◆ Exercise task ◆
Please give the listing again, word for word, with nothing left out.
##### Records for this exercise
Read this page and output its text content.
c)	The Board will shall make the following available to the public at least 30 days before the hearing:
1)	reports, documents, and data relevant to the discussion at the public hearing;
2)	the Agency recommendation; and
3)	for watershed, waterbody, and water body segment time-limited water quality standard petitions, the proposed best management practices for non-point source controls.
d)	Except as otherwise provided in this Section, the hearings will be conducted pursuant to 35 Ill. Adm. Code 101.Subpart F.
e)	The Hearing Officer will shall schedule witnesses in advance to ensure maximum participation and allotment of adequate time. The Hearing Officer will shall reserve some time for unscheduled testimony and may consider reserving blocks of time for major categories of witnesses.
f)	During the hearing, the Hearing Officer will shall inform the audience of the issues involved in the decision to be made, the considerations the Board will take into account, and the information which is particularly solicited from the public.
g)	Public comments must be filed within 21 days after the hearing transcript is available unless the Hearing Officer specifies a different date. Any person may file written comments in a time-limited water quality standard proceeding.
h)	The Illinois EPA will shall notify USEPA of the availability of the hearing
##########
◆ Solution ◆
Read this page and output its text content.
c)	The Board will shall make the following available to the public at least 30 days before the hearing:
1)	reports, documents, and data relevant to the discussion at the public hearing;
2)	the Agency recommendation; and
3)	for watershed, waterbody, and water body segment time-limited water quality standard petitions, the proposed best management practices for non-point source controls.
d)	Except as otherwise provided in this Section, the hearings will be conducted pursuant to 35 Ill. Adm. Code 101.Subpart F.
e)	The Hearing Officer will shall schedule witnesses in advance to ensure maximum participation and allotment of adequate time. The Hearing Officer will shall reserve some time for unscheduled testimony and may consider reserving blocks of time for major categories of witnesses.
f)	During the hearing, the Hearing Officer will shall inform the audience of the issues involved in the decision to be made, the considerations the Board will take into account, and the information which is particularly solicited from the public.
g)	Public comments must be filed within 21 days after the hearing transcript is available unless the Hearing Officer specifies a different date. Any person may file written comments in a time-limited water quality standard proceeding.
h)	The Illinois EPA will shall notify USEPA of the availability of the hearing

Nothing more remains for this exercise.